Items from a dataset:
↓↓↓
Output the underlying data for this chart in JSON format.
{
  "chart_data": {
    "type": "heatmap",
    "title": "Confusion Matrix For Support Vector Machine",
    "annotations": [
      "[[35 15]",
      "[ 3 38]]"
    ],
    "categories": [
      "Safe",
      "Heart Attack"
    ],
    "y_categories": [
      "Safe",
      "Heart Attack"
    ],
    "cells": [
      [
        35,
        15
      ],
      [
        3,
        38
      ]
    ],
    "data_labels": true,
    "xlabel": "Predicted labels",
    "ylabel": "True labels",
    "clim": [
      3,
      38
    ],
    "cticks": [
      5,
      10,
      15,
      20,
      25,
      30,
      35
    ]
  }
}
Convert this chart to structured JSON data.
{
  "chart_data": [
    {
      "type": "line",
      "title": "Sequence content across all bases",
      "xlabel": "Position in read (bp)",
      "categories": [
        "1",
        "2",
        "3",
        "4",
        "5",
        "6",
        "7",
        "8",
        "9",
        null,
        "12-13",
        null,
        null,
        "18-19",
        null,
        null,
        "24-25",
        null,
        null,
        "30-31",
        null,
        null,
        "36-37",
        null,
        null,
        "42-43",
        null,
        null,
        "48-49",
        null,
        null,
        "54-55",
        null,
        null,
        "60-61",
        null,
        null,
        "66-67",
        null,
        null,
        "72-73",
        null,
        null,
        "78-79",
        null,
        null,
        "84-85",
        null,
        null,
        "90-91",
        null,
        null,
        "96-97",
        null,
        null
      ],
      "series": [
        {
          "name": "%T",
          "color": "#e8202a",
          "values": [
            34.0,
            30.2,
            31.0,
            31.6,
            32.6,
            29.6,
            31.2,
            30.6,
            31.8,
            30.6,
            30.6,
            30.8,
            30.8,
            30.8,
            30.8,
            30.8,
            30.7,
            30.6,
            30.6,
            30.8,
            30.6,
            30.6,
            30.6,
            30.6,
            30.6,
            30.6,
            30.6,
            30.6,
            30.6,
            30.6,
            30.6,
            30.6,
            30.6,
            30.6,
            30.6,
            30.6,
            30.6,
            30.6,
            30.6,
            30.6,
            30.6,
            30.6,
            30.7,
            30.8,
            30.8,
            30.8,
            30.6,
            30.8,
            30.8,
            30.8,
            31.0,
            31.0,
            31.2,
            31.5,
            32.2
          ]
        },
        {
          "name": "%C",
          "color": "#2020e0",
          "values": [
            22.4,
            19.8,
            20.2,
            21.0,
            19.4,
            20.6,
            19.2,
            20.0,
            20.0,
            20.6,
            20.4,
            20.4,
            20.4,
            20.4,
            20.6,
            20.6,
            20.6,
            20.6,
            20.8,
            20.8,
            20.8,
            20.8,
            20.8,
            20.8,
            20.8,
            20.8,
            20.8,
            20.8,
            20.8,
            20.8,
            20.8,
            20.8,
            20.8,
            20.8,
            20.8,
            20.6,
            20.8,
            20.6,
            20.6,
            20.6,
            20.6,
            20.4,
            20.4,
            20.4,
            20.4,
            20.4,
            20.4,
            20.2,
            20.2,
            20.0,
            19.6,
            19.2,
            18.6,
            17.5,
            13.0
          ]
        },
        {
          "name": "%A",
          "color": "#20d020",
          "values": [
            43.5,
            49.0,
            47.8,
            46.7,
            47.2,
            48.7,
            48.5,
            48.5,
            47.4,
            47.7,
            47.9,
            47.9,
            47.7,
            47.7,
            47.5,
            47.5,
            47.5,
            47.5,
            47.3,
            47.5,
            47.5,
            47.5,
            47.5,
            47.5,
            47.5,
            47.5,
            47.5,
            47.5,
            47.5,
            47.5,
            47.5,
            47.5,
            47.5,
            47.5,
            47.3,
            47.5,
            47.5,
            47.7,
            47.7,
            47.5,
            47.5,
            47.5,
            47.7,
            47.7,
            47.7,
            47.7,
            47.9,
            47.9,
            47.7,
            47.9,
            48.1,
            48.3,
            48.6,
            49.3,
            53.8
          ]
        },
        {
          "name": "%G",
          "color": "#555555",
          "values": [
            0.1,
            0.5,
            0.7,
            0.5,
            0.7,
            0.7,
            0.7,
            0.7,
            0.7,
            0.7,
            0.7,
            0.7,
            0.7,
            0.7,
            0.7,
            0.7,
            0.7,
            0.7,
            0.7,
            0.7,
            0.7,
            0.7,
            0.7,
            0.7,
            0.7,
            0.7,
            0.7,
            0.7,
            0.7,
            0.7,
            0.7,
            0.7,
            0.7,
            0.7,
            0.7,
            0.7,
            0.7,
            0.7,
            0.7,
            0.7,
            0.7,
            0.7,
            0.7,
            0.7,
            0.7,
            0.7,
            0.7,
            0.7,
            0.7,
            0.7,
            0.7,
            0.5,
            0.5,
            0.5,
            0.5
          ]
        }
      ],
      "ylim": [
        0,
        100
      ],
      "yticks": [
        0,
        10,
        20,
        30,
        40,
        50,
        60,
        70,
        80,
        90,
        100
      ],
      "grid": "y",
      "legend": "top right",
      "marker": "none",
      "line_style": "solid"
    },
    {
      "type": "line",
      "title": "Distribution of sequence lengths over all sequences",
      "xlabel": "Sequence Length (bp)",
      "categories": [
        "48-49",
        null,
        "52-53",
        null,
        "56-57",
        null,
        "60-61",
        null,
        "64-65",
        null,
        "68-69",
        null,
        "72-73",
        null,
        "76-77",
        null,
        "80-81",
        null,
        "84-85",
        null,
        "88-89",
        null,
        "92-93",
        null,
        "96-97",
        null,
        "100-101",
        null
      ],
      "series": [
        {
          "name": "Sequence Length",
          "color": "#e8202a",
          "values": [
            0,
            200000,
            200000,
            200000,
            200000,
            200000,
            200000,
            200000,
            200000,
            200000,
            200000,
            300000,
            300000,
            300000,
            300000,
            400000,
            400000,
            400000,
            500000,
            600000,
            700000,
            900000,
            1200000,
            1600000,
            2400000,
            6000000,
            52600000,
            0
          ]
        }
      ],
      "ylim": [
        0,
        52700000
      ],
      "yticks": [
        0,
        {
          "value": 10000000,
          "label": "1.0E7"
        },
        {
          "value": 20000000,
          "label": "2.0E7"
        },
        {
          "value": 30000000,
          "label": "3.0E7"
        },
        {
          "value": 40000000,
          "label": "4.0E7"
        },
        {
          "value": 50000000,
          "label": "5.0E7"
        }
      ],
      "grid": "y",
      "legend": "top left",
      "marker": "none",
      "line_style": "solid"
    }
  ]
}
↑↑↑
- **WORK TO BE COMPLETED**
Reproduce the data shown above exactly.

- **COMPLETE ANSWER**
Output the underlying data for this chart in JSON format.
{
  "chart_data": {
    "type": "heatmap",
    "title": "Confusion Matrix For Support Vector Machine",
    "annotations": [
      "[[35 15]",
      "[ 3 38]]"
    ],
    "categories": [
      "Safe",
      "Heart Attack"
    ],
    "y_categories": [
      "Safe",
      "Heart Attack"
    ],
    "cells": [
      [
        35,
        15
      ],
      [
        3,
        38
      ]
    ],
    "data_labels": true,
    "xlabel": "Predicted labels",
    "ylabel": "True labels",
    "clim": [
      3,
      38
    ],
    "cticks": [
      5,
      10,
      15,
      20,
      25,
      30,
      35
    ]
  }
}
Convert this chart to structured JSON data.
{
  "chart_data": [
    {
      "type": "line",
      "title": "Sequence content across all bases",
      "xlabel": "Position in read (bp)",
      "categories": [
        "1",
        "2",
        "3",
        "4",
        "5",
        "6",
        "7",
        "8",
        "9",
        null,
        "12-13",
        null,
        null,
        "18-19",
        null,
        null,
        "24-25",
        null,
        null,
        "30-31",
        null,
        null,
        "36-37",
        null,
        null,
        "42-43",
        null,
        null,
        "48-49",
        null,
        null,
        "54-55",
        null,
        null,
        "60-61",
        null,
        null,
        "66-67",
        null,
        null,
        "72-73",
        null,
        null,
        "78-79",
        null,
        null,
        "84-85",
        null,
        null,
        "90-91",
        null,
        null,
        "96-97",
        null,
        null
      ],
      "series": [
        {
          "name": "%T",
          "color": "#e8202a",
          "values": [
            34.0,
            30.2,
            31.0,
            31.6,
            32.6,
            29.6,
            31.2,
            30.6,
            31.8,
            30.6,
            30.6,
            30.8,
            30.8,
            30.8,
            30.8,
            30.8,
            30.7,
            30.6,
            30.6,
            30.8,
            30.6,
            30.6,
            30.6,
            30.6,
            30.6,
            30.6,
            30.6,
            30.6,
            30.6,
            30.6,
            30.6,
            30.6,
            30.6,
            30.6,
            30.6,
            30.6,
            30.6,
            30.6,
            30.6,
            30.6,
            30.6,
            30.6,
            30.7,
            30.8,
            30.8,
            30.8,
            30.6,
            30.8,
            30.8,
            30.8,
            31.0,
            31.0,
            31.2,
            31.5,
            32.2
          ]
        },
        {
          "name": "%C",
          "color": "#2020e0",
          "values": [
            22.4,
            19.8,
            20.2,
            21.0,
            19.4,
            20.6,
            19.2,
            20.0,
            20.0,
            20.6,
            20.4,
            20.4,
            20.4,
            20.4,
            20.6,
            20.6,
            20.6,
            20.6,
            20.8,
            20.8,
            20.8,
            20.8,
            20.8,
            20.8,
            20.8,
            20.8,
            20.8,
            20.8,
            20.8,
            20.8,
            20.8,
            20.8,
            20.8,
            20.8,
            20.8,
            20.6,
            20.8,
            20.6,
            20.6,
            20.6,
            20.6,
            20.4,
            20.4,
            20.4,
            20.4,
            20.4,
            20.4,
            20.2,
            20.2,
            20.0,
            19.6,
            19.2,
            18.6,
            17.5,
            13.0
          ]
        },
        {
          "name": "%A",
          "color": "#20d020",
          "values": [
            43.5,
            49.0,
            47.8,
            46.7,
            47.2,
            48.7,
            48.5,
            48.5,
            47.4,
            47.7,
            47.9,
            47.9,
            47.7,
            47.7,
            47.5,
            47.5,
            47.5,
            47.5,
            47.3,
            47.5,
            47.5,
            47.5,
            47.5,
            47.5,
            47.5,
            47.5,
            47.5,
            47.5,
            47.5,
            47.5,
            47.5,
            47.5,
            47.5,
            47.5,
            47.3,
            47.5,
            47.5,
            47.7,
            47.7,
            47.5,
            47.5,
            47.5,
            47.7,
            47.7,
            47.7,
            47.7,
            47.9,
            47.9,
            47.7,
            47.9,
            48.1,
            48.3,
            48.6,
            49.3,
            53.8
          ]
        },
        {
          "name": "%G",
          "color": "#555555",
          "values": [
            0.1,
            0.5,
            0.7,
            0.5,
            0.7,
            0.7,
            0.7,
            0.7,
            0.7,
            0.7,
            0.7,
            0.7,
            0.7,
            0.7,
            0.7,
            0.7,
            0.7,
            0.7,
            0.7,
            0.7,
            0.7,
            0.7,
            0.7,
            0.7,
            0.7,
            0.7,
            0.7,
            0.7,
            0.7,
            0.7,
            0.7,
            0.7,
            0.7,
            0.7,
            0.7,
            0.7,
            0.7,
            0.7,
            0.7,
            0.7,
            0.7,
            0.7,
            0.7,
            0.7,
            0.7,
            0.7,
            0.7,
            0.7,
            0.7,
            0.7,
            0.7,
            0.5,
            0.5,
            0.5,
            0.5
          ]
        }
      ],
      "ylim": [
        0,
        100
      ],
      "yticks": [
        0,
        10,
        20,
        30,
        40,
        50,
        60,
        70,
        80,
        90,
        100
      ],
      "grid": "y",
      "legend": "top right",
      "marker": "none",
      "line_style": "solid"
    },
    {
      "type": "line",
      "title": "Distribution of sequence lengths over all sequences",
      "xlabel": "Sequence Length (bp)",
      "categories": [
        "48-49",
        null,
        "52-53",
        null,
        "56-57",
        null,
        "60-61",
        null,
        "64-65",
        null,
        "68-69",
        null,
        "72-73",
        null,
        "76-77",
        null,
        "80-81",
        null,
        "84-85",
        null,
        "88-89",
        null,
        "92-93",
        null,
        "96-97",
        null,
        "100-101",
        null
      ],
      "series": [
        {
          "name": "Sequence Length",
          "color": "#e8202a",
          "values": [
            0,
            200000,
            200000,
            200000,
            200000,
            200000,
            200000,
            200000,
            200000,
            200000,
            200000,
            300000,
            300000,
            300000,
            300000,
            400000,
            400000,
            400000,
            500000,
            600000,
            700000,
            900000,
            1200000,
            1600000,
            2400000,
            6000000,
            52600000,
            0
          ]
        }
      ],
      "ylim": [
        0,
        52700000
      ],
      "yticks": [
        0,
        {
          "value": 10000000,
          "label": "1.0E7"
        },
        {
          "value": 20000000,
          "label": "2.0E7"
        },
        {
          "value": 30000000,
          "label": "3.0E7"
        },
        {
          "value": 40000000,
          "label": "4.0E7"
        },
        {
          "value": 50000000,
          "label": "5.0E7"
        }
      ],
      "grid": "y",
      "legend": "top left",
      "marker": "none",
      "line_style": "solid"
    }
  ]
}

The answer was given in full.